Excerpted data ▸
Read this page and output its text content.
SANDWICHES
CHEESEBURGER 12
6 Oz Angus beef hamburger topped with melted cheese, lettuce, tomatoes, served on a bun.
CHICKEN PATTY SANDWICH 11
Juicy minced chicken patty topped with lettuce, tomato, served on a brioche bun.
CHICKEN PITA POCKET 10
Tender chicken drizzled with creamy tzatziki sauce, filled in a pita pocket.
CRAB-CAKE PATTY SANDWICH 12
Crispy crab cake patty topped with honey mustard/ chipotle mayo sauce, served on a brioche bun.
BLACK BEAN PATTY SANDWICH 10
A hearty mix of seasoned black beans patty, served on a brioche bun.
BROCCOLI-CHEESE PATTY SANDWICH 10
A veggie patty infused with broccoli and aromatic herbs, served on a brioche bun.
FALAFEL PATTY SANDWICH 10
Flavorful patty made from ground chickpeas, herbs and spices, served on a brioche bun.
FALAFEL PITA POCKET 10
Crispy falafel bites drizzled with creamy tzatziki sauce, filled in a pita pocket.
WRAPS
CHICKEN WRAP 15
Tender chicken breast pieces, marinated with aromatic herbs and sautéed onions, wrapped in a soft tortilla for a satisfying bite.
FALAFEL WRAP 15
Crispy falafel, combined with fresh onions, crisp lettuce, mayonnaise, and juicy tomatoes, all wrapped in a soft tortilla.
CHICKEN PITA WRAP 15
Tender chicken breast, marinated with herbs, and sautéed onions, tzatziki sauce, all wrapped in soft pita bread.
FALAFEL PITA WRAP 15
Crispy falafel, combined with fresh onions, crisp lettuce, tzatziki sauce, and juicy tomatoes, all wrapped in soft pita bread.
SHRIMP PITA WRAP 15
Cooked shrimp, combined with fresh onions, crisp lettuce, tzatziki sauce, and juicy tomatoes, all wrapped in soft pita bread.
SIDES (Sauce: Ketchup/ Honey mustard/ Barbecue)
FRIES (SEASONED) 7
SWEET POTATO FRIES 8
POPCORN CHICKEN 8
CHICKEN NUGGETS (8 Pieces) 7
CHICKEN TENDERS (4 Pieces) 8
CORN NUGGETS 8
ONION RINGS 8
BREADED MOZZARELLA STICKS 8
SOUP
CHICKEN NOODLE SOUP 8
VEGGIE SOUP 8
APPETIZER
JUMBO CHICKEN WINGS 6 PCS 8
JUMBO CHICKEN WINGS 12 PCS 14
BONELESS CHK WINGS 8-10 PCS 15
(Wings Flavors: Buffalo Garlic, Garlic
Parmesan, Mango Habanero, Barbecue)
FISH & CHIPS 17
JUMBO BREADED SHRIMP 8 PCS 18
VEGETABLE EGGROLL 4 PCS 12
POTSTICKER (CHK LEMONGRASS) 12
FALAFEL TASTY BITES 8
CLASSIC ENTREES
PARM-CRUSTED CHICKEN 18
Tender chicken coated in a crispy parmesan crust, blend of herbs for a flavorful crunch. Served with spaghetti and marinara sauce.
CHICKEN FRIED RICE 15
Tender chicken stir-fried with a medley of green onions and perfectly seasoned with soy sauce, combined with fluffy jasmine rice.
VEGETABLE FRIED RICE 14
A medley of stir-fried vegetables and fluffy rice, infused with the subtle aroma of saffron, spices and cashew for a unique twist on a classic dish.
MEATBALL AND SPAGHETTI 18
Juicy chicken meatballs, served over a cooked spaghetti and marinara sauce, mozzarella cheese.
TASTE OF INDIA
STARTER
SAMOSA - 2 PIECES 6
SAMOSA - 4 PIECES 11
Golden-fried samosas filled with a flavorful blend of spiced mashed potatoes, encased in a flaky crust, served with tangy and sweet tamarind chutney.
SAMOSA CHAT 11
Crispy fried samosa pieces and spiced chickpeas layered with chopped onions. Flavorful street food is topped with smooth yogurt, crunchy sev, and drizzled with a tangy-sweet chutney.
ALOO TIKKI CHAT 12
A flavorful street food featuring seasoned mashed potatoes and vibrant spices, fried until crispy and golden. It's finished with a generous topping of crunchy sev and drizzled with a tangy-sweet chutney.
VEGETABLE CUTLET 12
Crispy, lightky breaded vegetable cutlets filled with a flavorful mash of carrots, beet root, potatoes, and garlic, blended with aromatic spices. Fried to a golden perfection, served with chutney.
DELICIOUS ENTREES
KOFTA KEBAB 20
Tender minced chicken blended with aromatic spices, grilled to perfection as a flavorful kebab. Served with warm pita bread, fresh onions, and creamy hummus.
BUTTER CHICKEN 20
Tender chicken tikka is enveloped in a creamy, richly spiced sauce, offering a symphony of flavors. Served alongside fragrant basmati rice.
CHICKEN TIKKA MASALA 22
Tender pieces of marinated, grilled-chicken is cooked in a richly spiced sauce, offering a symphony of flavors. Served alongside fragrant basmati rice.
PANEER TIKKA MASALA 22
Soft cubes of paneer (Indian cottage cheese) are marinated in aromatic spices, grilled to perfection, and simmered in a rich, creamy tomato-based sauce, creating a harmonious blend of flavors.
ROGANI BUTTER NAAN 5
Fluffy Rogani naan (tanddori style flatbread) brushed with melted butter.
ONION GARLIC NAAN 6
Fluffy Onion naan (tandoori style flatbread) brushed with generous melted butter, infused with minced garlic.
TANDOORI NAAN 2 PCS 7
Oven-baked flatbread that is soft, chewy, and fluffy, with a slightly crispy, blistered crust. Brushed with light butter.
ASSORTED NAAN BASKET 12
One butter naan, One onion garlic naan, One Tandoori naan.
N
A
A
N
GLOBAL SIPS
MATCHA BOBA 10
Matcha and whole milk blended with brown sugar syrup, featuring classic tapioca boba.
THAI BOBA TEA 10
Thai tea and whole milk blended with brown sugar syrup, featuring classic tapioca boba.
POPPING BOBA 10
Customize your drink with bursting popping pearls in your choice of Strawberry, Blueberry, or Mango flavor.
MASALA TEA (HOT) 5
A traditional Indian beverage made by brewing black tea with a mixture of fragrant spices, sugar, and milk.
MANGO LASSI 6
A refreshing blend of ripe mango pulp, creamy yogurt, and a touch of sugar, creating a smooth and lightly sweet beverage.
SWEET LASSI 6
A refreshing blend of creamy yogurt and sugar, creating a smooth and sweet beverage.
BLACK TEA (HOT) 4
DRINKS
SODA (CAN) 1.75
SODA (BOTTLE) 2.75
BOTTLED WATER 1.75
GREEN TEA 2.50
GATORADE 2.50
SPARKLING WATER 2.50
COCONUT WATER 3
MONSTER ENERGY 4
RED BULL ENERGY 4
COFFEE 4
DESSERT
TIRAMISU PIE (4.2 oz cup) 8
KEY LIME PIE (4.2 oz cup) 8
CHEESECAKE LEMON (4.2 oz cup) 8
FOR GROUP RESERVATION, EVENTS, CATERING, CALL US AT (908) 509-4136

What you should do ▸
Copy every line verbatim.

In response ▸
Read this page and output its text content.
SANDWICHES
CHEESEBURGER 12
6 Oz Angus beef hamburger topped with melted cheese, lettuce, tomatoes, served on a bun.
CHICKEN PATTY SANDWICH 11
Juicy minced chicken patty topped with lettuce, tomato, served on a brioche bun.
CHICKEN PITA POCKET 10
Tender chicken drizzled with creamy tzatziki sauce, filled in a pita pocket.
CRAB-CAKE PATTY SANDWICH 12
Crispy crab cake patty topped with honey mustard/ chipotle mayo sauce, served on a brioche bun.
BLACK BEAN PATTY SANDWICH 10
A hearty mix of seasoned black beans patty, served on a brioche bun.
BROCCOLI-CHEESE PATTY SANDWICH 10
A veggie patty infused with broccoli and aromatic herbs, served on a brioche bun.
FALAFEL PATTY SANDWICH 10
Flavorful patty made from ground chickpeas, herbs and spices, served on a brioche bun.
FALAFEL PITA POCKET 10
Crispy falafel bites drizzled with creamy tzatziki sauce, filled in a pita pocket.
WRAPS
CHICKEN WRAP 15
Tender chicken breast pieces, marinated with aromatic herbs and sautéed onions, wrapped in a soft tortilla for a satisfying bite.
FALAFEL WRAP 15
Crispy falafel, combined with fresh onions, crisp lettuce, mayonnaise, and juicy tomatoes, all wrapped in a soft tortilla.
CHICKEN PITA WRAP 15
Tender chicken breast, marinated with herbs, and sautéed onions, tzatziki sauce, all wrapped in soft pita bread.
FALAFEL PITA WRAP 15
Crispy falafel, combined with fresh onions, crisp lettuce, tzatziki sauce, and juicy tomatoes, all wrapped in soft pita bread.
SHRIMP PITA WRAP 15
Cooked shrimp, combined with fresh onions, crisp lettuce, tzatziki sauce, and juicy tomatoes, all wrapped in soft pita bread.
SIDES (Sauce: Ketchup/ Honey mustard/ Barbecue)
FRIES (SEASONED) 7
SWEET POTATO FRIES 8
POPCORN CHICKEN 8
CHICKEN NUGGETS (8 Pieces) 7
CHICKEN TENDERS (4 Pieces) 8
CORN NUGGETS 8
ONION RINGS 8
BREADED MOZZARELLA STICKS 8
SOUP
CHICKEN NOODLE SOUP 8
VEGGIE SOUP 8
APPETIZER
JUMBO CHICKEN WINGS 6 PCS 8
JUMBO CHICKEN WINGS 12 PCS 14
BONELESS CHK WINGS 8-10 PCS 15
(Wings Flavors: Buffalo Garlic, Garlic
Parmesan, Mango Habanero, Barbecue)
FISH & CHIPS 17
JUMBO BREADED SHRIMP 8 PCS 18
VEGETABLE EGGROLL 4 PCS 12
POTSTICKER (CHK LEMONGRASS) 12
FALAFEL TASTY BITES 8
CLASSIC ENTREES
PARM-CRUSTED CHICKEN 18
Tender chicken coated in a crispy parmesan crust, blend of herbs for a flavorful crunch. Served with spaghetti and marinara sauce.
CHICKEN FRIED RICE 15
Tender chicken stir-fried with a medley of green onions and perfectly seasoned with soy sauce, combined with fluffy jasmine rice.
VEGETABLE FRIED RICE 14
A medley of stir-fried vegetables and fluffy rice, infused with the subtle aroma of saffron, spices and cashew for a unique twist on a classic dish.
MEATBALL AND SPAGHETTI 18
Juicy chicken meatballs, served over a cooked spaghetti and marinara sauce, mozzarella cheese.
TASTE OF INDIA
STARTER
SAMOSA - 2 PIECES 6
SAMOSA - 4 PIECES 11
Golden-fried samosas filled with a flavorful blend of spiced mashed potatoes, encased in a flaky crust, served with tangy and sweet tamarind chutney.
SAMOSA CHAT 11
Crispy fried samosa pieces and spiced chickpeas layered with chopped onions. Flavorful street food is topped with smooth yogurt, crunchy sev, and drizzled with a tangy-sweet chutney.
ALOO TIKKI CHAT 12
A flavorful street food featuring seasoned mashed potatoes and vibrant spices, fried until crispy and golden. It's finished with a generous topping of crunchy sev and drizzled with a tangy-sweet chutney.
VEGETABLE CUTLET 12
Crispy, lightky breaded vegetable cutlets filled with a flavorful mash of carrots, beet root, potatoes, and garlic, blended with aromatic spices. Fried to a golden perfection, served with chutney.
DELICIOUS ENTREES
KOFTA KEBAB 20
Tender minced chicken blended with aromatic spices, grilled to perfection as a flavorful kebab. Served with warm pita bread, fresh onions, and creamy hummus.
BUTTER CHICKEN 20
Tender chicken tikka is enveloped in a creamy, richly spiced sauce, offering a symphony of flavors. Served alongside fragrant basmati rice.
CHICKEN TIKKA MASALA 22
Tender pieces of marinated, grilled-chicken is cooked in a richly spiced sauce, offering a symphony of flavors. Served alongside fragrant basmati rice.
PANEER TIKKA MASALA 22
Soft cubes of paneer (Indian cottage cheese) are marinated in aromatic spices, grilled to perfection, and simmered in a rich, creamy tomato-based sauce, creating a harmonious blend of flavors.
ROGANI BUTTER NAAN 5
Fluffy Rogani naan (tanddori style flatbread) brushed with melted butter.
ONION GARLIC NAAN 6
Fluffy Onion naan (tandoori style flatbread) brushed with generous melted butter, infused with minced garlic.
TANDOORI NAAN 2 PCS 7
Oven-baked flatbread that is soft, chewy, and fluffy, with a slightly crispy, blistered crust. Brushed with light butter.
ASSORTED NAAN BASKET 12
One butter naan, One onion garlic naan, One Tandoori naan.
N
A
A
N
GLOBAL SIPS
MATCHA BOBA 10
Matcha and whole milk blended with brown sugar syrup, featuring classic tapioca boba.
THAI BOBA TEA 10
Thai tea and whole milk blended with brown sugar syrup, featuring classic tapioca boba.
POPPING BOBA 10
Customize your drink with bursting popping pearls in your choice of Strawberry, Blueberry, or Mango flavor.
MASALA TEA (HOT) 5
A traditional Indian beverage made by brewing black tea with a mixture of fragrant spices, sugar, and milk.
MANGO LASSI 6
A refreshing blend of ripe mango pulp, creamy yogurt, and a touch of sugar, creating a smooth and lightly sweet beverage.
SWEET LASSI 6
A refreshing blend of creamy yogurt and sugar, creating a smooth and sweet beverage.
BLACK TEA (HOT) 4
DRINKS
SODA (CAN) 1.75
SODA (BOTTLE) 2.75
BOTTLED WATER 1.75
GREEN TEA 2.50
GATORADE 2.50
SPARKLING WATER 2.50
COCONUT WATER 3
MONSTER ENERGY 4
RED BULL ENERGY 4
COFFEE 4
DESSERT
TIRAMISU PIE (4.2 oz cup) 8
KEY LIME PIE (4.2 oz cup) 8
CHEESECAKE LEMON (4.2 oz cup) 8
FOR GROUP RESERVATION, EVENTS, CATERING, CALL US AT (908) 509-4136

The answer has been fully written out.